» **INSTRUCTION**: All of the records listed below should be retyped exactly.

» **Stored data**:
···
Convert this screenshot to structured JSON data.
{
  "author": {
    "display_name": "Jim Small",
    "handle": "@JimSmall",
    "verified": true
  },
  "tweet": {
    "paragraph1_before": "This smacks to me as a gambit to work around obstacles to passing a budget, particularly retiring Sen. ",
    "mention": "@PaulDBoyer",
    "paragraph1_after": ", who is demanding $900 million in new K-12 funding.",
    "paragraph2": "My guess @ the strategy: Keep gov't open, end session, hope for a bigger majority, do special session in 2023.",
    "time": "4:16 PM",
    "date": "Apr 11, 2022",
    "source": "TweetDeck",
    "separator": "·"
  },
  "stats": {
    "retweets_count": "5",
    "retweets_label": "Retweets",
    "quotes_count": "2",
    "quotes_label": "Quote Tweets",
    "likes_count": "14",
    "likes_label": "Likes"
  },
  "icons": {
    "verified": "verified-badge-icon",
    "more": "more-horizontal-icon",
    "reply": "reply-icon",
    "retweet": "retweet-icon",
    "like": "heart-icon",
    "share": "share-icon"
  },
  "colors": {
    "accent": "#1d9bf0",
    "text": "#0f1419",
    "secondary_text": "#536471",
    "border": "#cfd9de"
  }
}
···
» **WRITTEN RESPONSE**:
Convert this screenshot to structured JSON data.
{
  "author": {
    "display_name": "Jim Small",
    "handle": "@JimSmall",
    "verified": true
  },
  "tweet": {
    "paragraph1_before": "This smacks to me as a gambit to work around obstacles to passing a budget, particularly retiring Sen. ",
    "mention": "@PaulDBoyer",
    "paragraph1_after": ", who is demanding $900 million in new K-12 funding.",
    "paragraph2": "My guess @ the strategy: Keep gov't open, end session, hope for a bigger majority, do special session in 2023.",
    "time": "4:16 PM",
    "date": "Apr 11, 2022",
    "source": "TweetDeck",
    "separator": "·"
  },
  "stats": {
    "retweets_count": "5",
    "retweets_label": "Retweets",
    "quotes_count": "2",
    "quotes_label": "Quote Tweets",
    "likes_count": "14",
    "likes_label": "Likes"
  },
  "icons": {
    "verified": "verified-badge-icon",
    "more": "more-horizontal-icon",
    "reply": "reply-icon",
    "retweet": "retweet-icon",
    "like": "heart-icon",
    "share": "share-icon"
  },
  "colors": {
    "accent": "#1d9bf0",
    "text": "#0f1419",
    "secondary_text": "#536471",
    "border": "#cfd9de"
  }
}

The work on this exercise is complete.